## THE TASK
Each entry below should be written out exactly as it is, with no pictures.

## RECORDS FOR THE TASK
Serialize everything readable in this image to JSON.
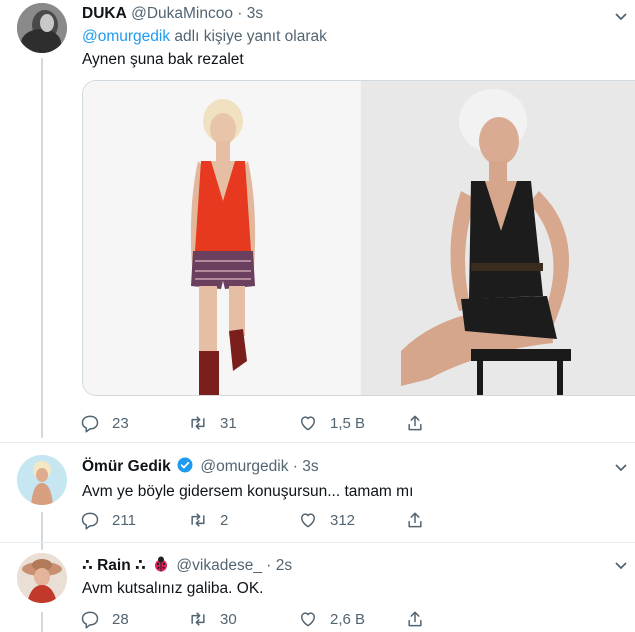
{
  "tweets": [
    {
      "name": "DUKA",
      "handle": "@DukaMincoo",
      "dot": "·",
      "time": "3s",
      "reply_prefix": "",
      "reply_mention": "@omurgedik",
      "reply_suffix": " adlı kişiye yanıt olarak",
      "text": "Aynen şuna bak rezalet",
      "replies": "23",
      "retweets": "31",
      "likes": "1,5 B"
    },
    {
      "name": "Ömür Gedik",
      "handle": "@omurgedik",
      "dot": "·",
      "time": "3s",
      "text": "Avm ye böyle gidersem konuşursun... tamam mı",
      "replies": "211",
      "retweets": "2",
      "likes": "312"
    },
    {
      "name": "∴ Rain ∴",
      "handle": "@vikadese_",
      "dot": "·",
      "time": "2s",
      "text": "Avm kutsalınız galiba. OK.",
      "replies": "28",
      "retweets": "30",
      "likes": "2,6 B"
    }
  ],
  "colors": {
    "accent": "#1d9bf0",
    "muted": "#536471",
    "verified": "#1d9bf0"
  },
  "icons": [
    "reply-icon",
    "retweet-icon",
    "like-icon",
    "share-icon",
    "chevron-down-icon",
    "verified-badge-icon",
    "ladybug-emoji-icon"
  ]
}
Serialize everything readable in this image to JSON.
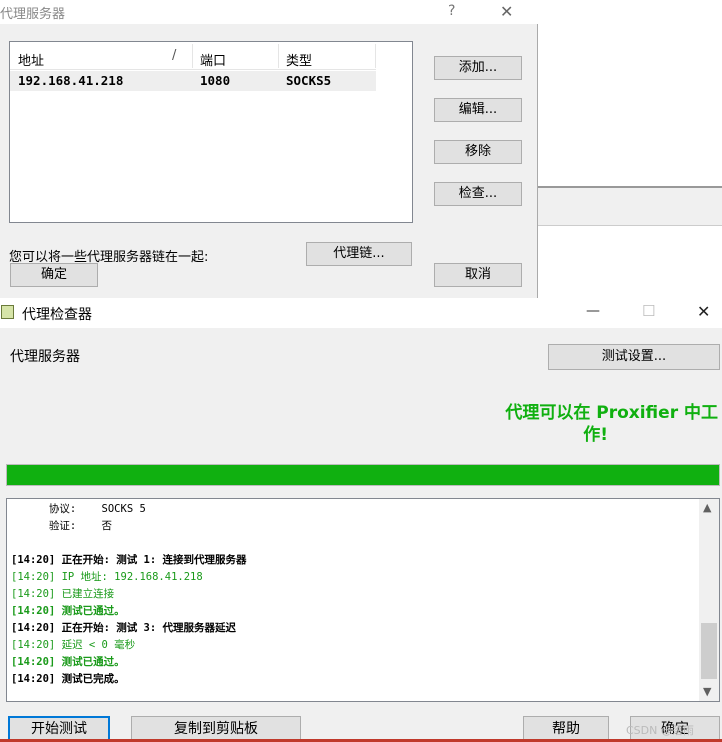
{
  "proxy_dialog": {
    "title": "代理服务器",
    "help_glyph": "?",
    "close_glyph": "✕",
    "columns": [
      "地址",
      "端口",
      "类型"
    ],
    "row": {
      "address": "192.168.41.218",
      "port": "1080",
      "type": "SOCKS5"
    },
    "add_label": "添加...",
    "edit_label": "编辑...",
    "remove_label": "移除",
    "check_label": "检查...",
    "chain_hint": "您可以将一些代理服务器链在一起:",
    "chain_label": "代理链...",
    "ok_label": "确定",
    "cancel_label": "取消"
  },
  "checker": {
    "title": "代理检查器",
    "minimize_glyph": "—",
    "maximize_glyph": "☐",
    "close_glyph": "✕",
    "section_label": "代理服务器",
    "test_settings_label": "测试设置...",
    "status_line1": "代理可以在 Proxifier 中工",
    "status_line2": "作!",
    "progress": 1.0,
    "progress_color": "#10b010",
    "log": [
      {
        "text": "      协议:    SOCKS 5",
        "style": "plain"
      },
      {
        "text": "      验证:    否",
        "style": "plain"
      },
      {
        "text": "",
        "style": "plain"
      },
      {
        "text": "[14:20] 正在开始: 测试 1: 连接到代理服务器",
        "style": "bold"
      },
      {
        "text": "[14:20] IP 地址: 192.168.41.218",
        "style": "green"
      },
      {
        "text": "[14:20] 已建立连接",
        "style": "green"
      },
      {
        "text": "[14:20] 测试已通过。",
        "style": "greenbold"
      },
      {
        "text": "[14:20] 正在开始: 测试 3: 代理服务器延迟",
        "style": "bold"
      },
      {
        "text": "[14:20] 延迟 < 0 毫秒",
        "style": "green"
      },
      {
        "text": "[14:20] 测试已通过。",
        "style": "greenbold"
      },
      {
        "text": "[14:20] 测试已完成。",
        "style": "bold"
      }
    ],
    "start_label": "开始测试",
    "copy_label": "复制到剪贴板",
    "help_label": "帮助",
    "ok_label": "确定",
    "watermark": "CSDN @落雨"
  }
}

## RESULT
Serialize everything readable in this image to JSON.
{
  "tweets": [
    {
      "name": "DUKA",
      "handle": "@DukaMincoo",
      "dot": "·",
      "time": "3s",
      "reply_prefix": "",
      "reply_mention": "@omurgedik",
      "reply_suffix": " adlı kişiye yanıt olarak",
      "text": "Aynen şuna bak rezalet",
      "replies": "23",
      "retweets": "31",
      "likes": "1,5 B"
    },
    {
      "name": "Ömür Gedik",
      "handle": "@omurgedik",
      "dot": "·",
      "time": "3s",
      "text": "Avm ye böyle gidersem konuşursun... tamam mı",
      "replies": "211",
      "retweets": "2",
      "likes": "312"
    },
    {
      "name": "∴ Rain ∴",
      "handle": "@vikadese_",
      "dot": "·",
      "time": "2s",
      "text": "Avm kutsalınız galiba. OK.",
      "replies": "28",
      "retweets": "30",
      "likes": "2,6 B"
    }
  ],
  "colors": {
    "accent": "#1d9bf0",
    "muted": "#536471",
    "verified": "#1d9bf0"
  },
  "icons": [
    "reply-icon",
    "retweet-icon",
    "like-icon",
    "share-icon",
    "chevron-down-icon",
    "verified-badge-icon",
    "ladybug-emoji-icon"
  ]
}
Serialize everything readable in this image to JSON.
{
  "proxy_dialog": {
    "title": "代理服务器",
    "help_glyph": "?",
    "close_glyph": "✕",
    "columns": [
      "地址",
      "端口",
      "类型"
    ],
    "row": {
      "address": "192.168.41.218",
      "port": "1080",
      "type": "SOCKS5"
    },
    "add_label": "添加...",
    "edit_label": "编辑...",
    "remove_label": "移除",
    "check_label": "检查...",
    "chain_hint": "您可以将一些代理服务器链在一起:",
    "chain_label": "代理链...",
    "ok_label": "确定",
    "cancel_label": "取消"
  },
  "checker": {
    "title": "代理检查器",
    "minimize_glyph": "—",
    "maximize_glyph": "☐",
    "close_glyph": "✕",
    "section_label": "代理服务器",
    "test_settings_label": "测试设置...",
    "status_line1": "代理可以在 Proxifier 中工",
    "status_line2": "作!",
    "progress": 1.0,
    "progress_color": "#10b010",
    "log": [
      {
        "text": "      协议:    SOCKS 5",
        "style": "plain"
      },
      {
        "text": "      验证:    否",
        "style": "plain"
      },
      {
        "text": "",
        "style": "plain"
      },
      {
        "text": "[14:20] 正在开始: 测试 1: 连接到代理服务器",
        "style": "bold"
      },
      {
        "text": "[14:20] IP 地址: 192.168.41.218",
        "style": "green"
      },
      {
        "text": "[14:20] 已建立连接",
        "style": "green"
      },
      {
        "text": "[14:20] 测试已通过。",
        "style": "greenbold"
      },
      {
        "text": "[14:20] 正在开始: 测试 3: 代理服务器延迟",
        "style": "bold"
      },
      {
        "text": "[14:20] 延迟 < 0 毫秒",
        "style": "green"
      },
      {
        "text": "[14:20] 测试已通过。",
        "style": "greenbold"
      },
      {
        "text": "[14:20] 测试已完成。",
        "style": "bold"
      }
    ],
    "start_label": "开始测试",
    "copy_label": "复制到剪贴板",
    "help_label": "帮助",
    "ok_label": "确定",
    "watermark": "CSDN @落雨"
  }
}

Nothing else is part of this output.